(Data excerpts)

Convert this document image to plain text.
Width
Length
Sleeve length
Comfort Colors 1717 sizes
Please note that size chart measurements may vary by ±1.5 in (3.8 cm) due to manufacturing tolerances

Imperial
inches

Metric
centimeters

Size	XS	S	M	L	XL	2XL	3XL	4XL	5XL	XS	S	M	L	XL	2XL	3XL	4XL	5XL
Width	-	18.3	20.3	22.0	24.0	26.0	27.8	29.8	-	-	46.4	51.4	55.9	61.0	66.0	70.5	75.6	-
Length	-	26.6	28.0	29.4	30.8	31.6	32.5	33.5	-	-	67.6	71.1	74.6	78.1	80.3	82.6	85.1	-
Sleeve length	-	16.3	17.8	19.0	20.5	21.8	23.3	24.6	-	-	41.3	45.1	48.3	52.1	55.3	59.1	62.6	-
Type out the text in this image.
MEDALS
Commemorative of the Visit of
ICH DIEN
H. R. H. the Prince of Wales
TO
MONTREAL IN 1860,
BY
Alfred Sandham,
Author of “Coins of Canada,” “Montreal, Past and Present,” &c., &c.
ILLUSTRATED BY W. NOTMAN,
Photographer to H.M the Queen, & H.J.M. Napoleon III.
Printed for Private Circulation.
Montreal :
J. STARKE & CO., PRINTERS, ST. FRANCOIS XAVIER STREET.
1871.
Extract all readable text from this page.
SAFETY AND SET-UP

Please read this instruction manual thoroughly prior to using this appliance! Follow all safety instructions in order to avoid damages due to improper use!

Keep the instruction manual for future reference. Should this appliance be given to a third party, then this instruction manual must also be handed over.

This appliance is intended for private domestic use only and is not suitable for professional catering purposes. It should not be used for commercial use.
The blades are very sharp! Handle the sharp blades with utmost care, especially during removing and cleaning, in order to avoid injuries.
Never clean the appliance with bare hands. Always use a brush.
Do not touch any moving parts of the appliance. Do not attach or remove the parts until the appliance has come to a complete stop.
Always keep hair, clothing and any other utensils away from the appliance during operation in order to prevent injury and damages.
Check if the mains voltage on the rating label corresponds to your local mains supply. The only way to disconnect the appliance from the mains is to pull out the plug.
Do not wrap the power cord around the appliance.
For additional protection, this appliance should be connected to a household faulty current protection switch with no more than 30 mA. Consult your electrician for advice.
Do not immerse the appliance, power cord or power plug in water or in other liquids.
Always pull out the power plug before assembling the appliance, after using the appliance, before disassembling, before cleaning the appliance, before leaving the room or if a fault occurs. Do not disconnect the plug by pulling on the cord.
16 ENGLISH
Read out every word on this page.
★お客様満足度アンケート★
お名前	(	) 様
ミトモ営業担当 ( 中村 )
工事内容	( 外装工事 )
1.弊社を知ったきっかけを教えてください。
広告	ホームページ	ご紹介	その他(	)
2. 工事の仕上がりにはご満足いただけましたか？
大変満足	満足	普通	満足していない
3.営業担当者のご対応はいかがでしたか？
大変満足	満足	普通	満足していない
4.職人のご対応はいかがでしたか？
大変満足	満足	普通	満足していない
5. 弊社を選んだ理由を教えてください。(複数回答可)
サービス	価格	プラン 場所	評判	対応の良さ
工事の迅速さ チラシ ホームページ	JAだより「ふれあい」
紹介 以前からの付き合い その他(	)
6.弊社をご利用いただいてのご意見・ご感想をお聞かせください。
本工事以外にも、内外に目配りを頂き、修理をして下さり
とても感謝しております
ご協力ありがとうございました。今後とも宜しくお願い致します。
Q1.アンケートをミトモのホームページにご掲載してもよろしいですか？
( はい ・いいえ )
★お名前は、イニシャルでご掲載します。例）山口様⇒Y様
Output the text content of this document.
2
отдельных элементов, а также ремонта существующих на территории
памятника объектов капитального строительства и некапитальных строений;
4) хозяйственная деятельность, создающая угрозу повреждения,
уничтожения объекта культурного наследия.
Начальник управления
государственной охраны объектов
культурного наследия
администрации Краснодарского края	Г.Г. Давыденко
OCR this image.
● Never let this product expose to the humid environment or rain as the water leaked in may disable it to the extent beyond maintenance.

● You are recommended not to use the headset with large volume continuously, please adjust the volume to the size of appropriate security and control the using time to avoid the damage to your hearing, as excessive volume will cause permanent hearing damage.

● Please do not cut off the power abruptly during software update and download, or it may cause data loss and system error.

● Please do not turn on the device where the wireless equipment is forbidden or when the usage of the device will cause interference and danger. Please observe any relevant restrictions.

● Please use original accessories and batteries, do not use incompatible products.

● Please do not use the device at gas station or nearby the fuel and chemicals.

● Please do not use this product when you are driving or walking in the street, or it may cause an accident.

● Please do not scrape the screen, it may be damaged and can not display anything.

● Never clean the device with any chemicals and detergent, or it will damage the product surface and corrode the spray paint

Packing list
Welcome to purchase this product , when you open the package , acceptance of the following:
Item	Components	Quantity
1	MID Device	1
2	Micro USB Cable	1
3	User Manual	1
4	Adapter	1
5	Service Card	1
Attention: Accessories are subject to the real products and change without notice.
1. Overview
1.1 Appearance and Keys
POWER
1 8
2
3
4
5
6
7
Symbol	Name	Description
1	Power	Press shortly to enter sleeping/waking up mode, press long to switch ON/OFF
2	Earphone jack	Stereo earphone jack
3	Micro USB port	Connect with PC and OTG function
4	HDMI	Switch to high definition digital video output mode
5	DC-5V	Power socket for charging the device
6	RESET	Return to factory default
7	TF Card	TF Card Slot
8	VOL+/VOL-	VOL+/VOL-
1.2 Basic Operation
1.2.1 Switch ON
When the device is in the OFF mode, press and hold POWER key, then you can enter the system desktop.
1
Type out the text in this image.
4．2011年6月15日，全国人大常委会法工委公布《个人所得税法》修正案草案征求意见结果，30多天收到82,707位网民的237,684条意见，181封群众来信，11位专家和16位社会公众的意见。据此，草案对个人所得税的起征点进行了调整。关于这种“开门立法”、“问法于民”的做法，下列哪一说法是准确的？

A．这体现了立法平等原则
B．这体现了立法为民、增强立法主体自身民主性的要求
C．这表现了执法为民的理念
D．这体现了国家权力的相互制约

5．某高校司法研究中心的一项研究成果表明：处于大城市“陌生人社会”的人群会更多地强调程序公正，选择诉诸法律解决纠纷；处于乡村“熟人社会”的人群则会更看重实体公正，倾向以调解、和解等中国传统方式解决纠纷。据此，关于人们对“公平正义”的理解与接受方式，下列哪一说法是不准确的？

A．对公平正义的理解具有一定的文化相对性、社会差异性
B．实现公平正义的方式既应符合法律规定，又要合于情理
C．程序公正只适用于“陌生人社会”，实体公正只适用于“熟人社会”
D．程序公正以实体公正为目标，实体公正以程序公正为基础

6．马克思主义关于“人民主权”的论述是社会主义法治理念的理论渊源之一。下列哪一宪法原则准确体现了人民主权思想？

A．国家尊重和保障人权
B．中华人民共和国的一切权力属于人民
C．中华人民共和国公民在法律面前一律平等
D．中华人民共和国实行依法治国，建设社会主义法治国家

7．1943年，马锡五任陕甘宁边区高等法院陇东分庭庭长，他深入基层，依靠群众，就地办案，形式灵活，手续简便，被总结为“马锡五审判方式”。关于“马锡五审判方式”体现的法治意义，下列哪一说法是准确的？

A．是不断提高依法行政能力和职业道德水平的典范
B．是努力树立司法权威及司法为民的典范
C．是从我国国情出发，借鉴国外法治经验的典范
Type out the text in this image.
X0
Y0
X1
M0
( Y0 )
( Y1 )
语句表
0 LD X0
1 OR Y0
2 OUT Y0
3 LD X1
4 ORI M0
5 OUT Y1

What the task requires
Repeat the entries above exactly, leaving nothing out.

Solution to this problem
Convert this document image to plain text.
Width
Length
Sleeve length
Comfort Colors 1717 sizes
Please note that size chart measurements may vary by ±1.5 in (3.8 cm) due to manufacturing tolerances

Imperial
inches

Metric
centimeters

Size	XS	S	M	L	XL	2XL	3XL	4XL	5XL	XS	S	M	L	XL	2XL	3XL	4XL	5XL
Width	-	18.3	20.3	22.0	24.0	26.0	27.8	29.8	-	-	46.4	51.4	55.9	61.0	66.0	70.5	75.6	-
Length	-	26.6	28.0	29.4	30.8	31.6	32.5	33.5	-	-	67.6	71.1	74.6	78.1	80.3	82.6	85.1	-
Sleeve length	-	16.3	17.8	19.0	20.5	21.8	23.3	24.6	-	-	41.3	45.1	48.3	52.1	55.3	59.1	62.6	-
Type out the text in this image.
MEDALS
Commemorative of the Visit of
ICH DIEN
H. R. H. the Prince of Wales
TO
MONTREAL IN 1860,
BY
Alfred Sandham,
Author of “Coins of Canada,” “Montreal, Past and Present,” &c., &c.
ILLUSTRATED BY W. NOTMAN,
Photographer to H.M the Queen, & H.J.M. Napoleon III.
Printed for Private Circulation.
Montreal :
J. STARKE & CO., PRINTERS, ST. FRANCOIS XAVIER STREET.
1871.
Extract all readable text from this page.
SAFETY AND SET-UP

Please read this instruction manual thoroughly prior to using this appliance! Follow all safety instructions in order to avoid damages due to improper use!

Keep the instruction manual for future reference. Should this appliance be given to a third party, then this instruction manual must also be handed over.

This appliance is intended for private domestic use only and is not suitable for professional catering purposes. It should not be used for commercial use.
The blades are very sharp! Handle the sharp blades with utmost care, especially during removing and cleaning, in order to avoid injuries.
Never clean the appliance with bare hands. Always use a brush.
Do not touch any moving parts of the appliance. Do not attach or remove the parts until the appliance has come to a complete stop.
Always keep hair, clothing and any other utensils away from the appliance during operation in order to prevent injury and damages.
Check if the mains voltage on the rating label corresponds to your local mains supply. The only way to disconnect the appliance from the mains is to pull out the plug.
Do not wrap the power cord around the appliance.
For additional protection, this appliance should be connected to a household faulty current protection switch with no more than 30 mA. Consult your electrician for advice.
Do not immerse the appliance, power cord or power plug in water or in other liquids.
Always pull out the power plug before assembling the appliance, after using the appliance, before disassembling, before cleaning the appliance, before leaving the room or if a fault occurs. Do not disconnect the plug by pulling on the cord.
16 ENGLISH
Read out every word on this page.
★お客様満足度アンケート★
お名前	(	) 様
ミトモ営業担当 ( 中村 )
工事内容	( 外装工事 )
1.弊社を知ったきっかけを教えてください。
広告	ホームページ	ご紹介	その他(	)
2. 工事の仕上がりにはご満足いただけましたか？
大変満足	満足	普通	満足していない
3.営業担当者のご対応はいかがでしたか？
大変満足	満足	普通	満足していない
4.職人のご対応はいかがでしたか？
大変満足	満足	普通	満足していない
5. 弊社を選んだ理由を教えてください。(複数回答可)
サービス	価格	プラン 場所	評判	対応の良さ
工事の迅速さ チラシ ホームページ	JAだより「ふれあい」
紹介 以前からの付き合い その他(	)
6.弊社をご利用いただいてのご意見・ご感想をお聞かせください。
本工事以外にも、内外に目配りを頂き、修理をして下さり
とても感謝しております
ご協力ありがとうございました。今後とも宜しくお願い致します。
Q1.アンケートをミトモのホームページにご掲載してもよろしいですか？
( はい ・いいえ )
★お名前は、イニシャルでご掲載します。例）山口様⇒Y様
Output the text content of this document.
2
отдельных элементов, а также ремонта существующих на территории
памятника объектов капитального строительства и некапитальных строений;
4) хозяйственная деятельность, создающая угрозу повреждения,
уничтожения объекта культурного наследия.
Начальник управления
государственной охраны объектов
культурного наследия
администрации Краснодарского края	Г.Г. Давыденко
OCR this image.
● Never let this product expose to the humid environment or rain as the water leaked in may disable it to the extent beyond maintenance.

● You are recommended not to use the headset with large volume continuously, please adjust the volume to the size of appropriate security and control the using time to avoid the damage to your hearing, as excessive volume will cause permanent hearing damage.

● Please do not cut off the power abruptly during software update and download, or it may cause data loss and system error.

● Please do not turn on the device where the wireless equipment is forbidden or when the usage of the device will cause interference and danger. Please observe any relevant restrictions.

● Please use original accessories and batteries, do not use incompatible products.

● Please do not use the device at gas station or nearby the fuel and chemicals.

● Please do not use this product when you are driving or walking in the street, or it may cause an accident.

● Please do not scrape the screen, it may be damaged and can not display anything.

● Never clean the device with any chemicals and detergent, or it will damage the product surface and corrode the spray paint

Packing list
Welcome to purchase this product , when you open the package , acceptance of the following:
Item	Components	Quantity
1	MID Device	1
2	Micro USB Cable	1
3	User Manual	1
4	Adapter	1
5	Service Card	1
Attention: Accessories are subject to the real products and change without notice.
1. Overview
1.1 Appearance and Keys
POWER
1 8
2
3
4
5
6
7
Symbol	Name	Description
1	Power	Press shortly to enter sleeping/waking up mode, press long to switch ON/OFF
2	Earphone jack	Stereo earphone jack
3	Micro USB port	Connect with PC and OTG function
4	HDMI	Switch to high definition digital video output mode
5	DC-5V	Power socket for charging the device
6	RESET	Return to factory default
7	TF Card	TF Card Slot
8	VOL+/VOL-	VOL+/VOL-
1.2 Basic Operation
1.2.1 Switch ON
When the device is in the OFF mode, press and hold POWER key, then you can enter the system desktop.
1
Type out the text in this image.
4．2011年6月15日，全国人大常委会法工委公布《个人所得税法》修正案草案征求意见结果，30多天收到82,707位网民的237,684条意见，181封群众来信，11位专家和16位社会公众的意见。据此，草案对个人所得税的起征点进行了调整。关于这种“开门立法”、“问法于民”的做法，下列哪一说法是准确的？

A．这体现了立法平等原则
B．这体现了立法为民、增强立法主体自身民主性的要求
C．这表现了执法为民的理念
D．这体现了国家权力的相互制约

5．某高校司法研究中心的一项研究成果表明：处于大城市“陌生人社会”的人群会更多地强调程序公正，选择诉诸法律解决纠纷；处于乡村“熟人社会”的人群则会更看重实体公正，倾向以调解、和解等中国传统方式解决纠纷。据此，关于人们对“公平正义”的理解与接受方式，下列哪一说法是不准确的？

A．对公平正义的理解具有一定的文化相对性、社会差异性
B．实现公平正义的方式既应符合法律规定，又要合于情理
C．程序公正只适用于“陌生人社会”，实体公正只适用于“熟人社会”
D．程序公正以实体公正为目标，实体公正以程序公正为基础

6．马克思主义关于“人民主权”的论述是社会主义法治理念的理论渊源之一。下列哪一宪法原则准确体现了人民主权思想？

A．国家尊重和保障人权
B．中华人民共和国的一切权力属于人民
C．中华人民共和国公民在法律面前一律平等
D．中华人民共和国实行依法治国，建设社会主义法治国家

7．1943年，马锡五任陕甘宁边区高等法院陇东分庭庭长，他深入基层，依靠群众，就地办案，形式灵活，手续简便，被总结为“马锡五审判方式”。关于“马锡五审判方式”体现的法治意义，下列哪一说法是准确的？

A．是不断提高依法行政能力和职业道德水平的典范
B．是努力树立司法权威及司法为民的典范
C．是从我国国情出发，借鉴国外法治经验的典范
Type out the text in this image.
X0
Y0
X1
M0
( Y0 )
( Y1 )
语句表
0 LD X0
1 OR Y0
2 OUT Y0
3 LD X1
4 ORI M0
5 OUT Y1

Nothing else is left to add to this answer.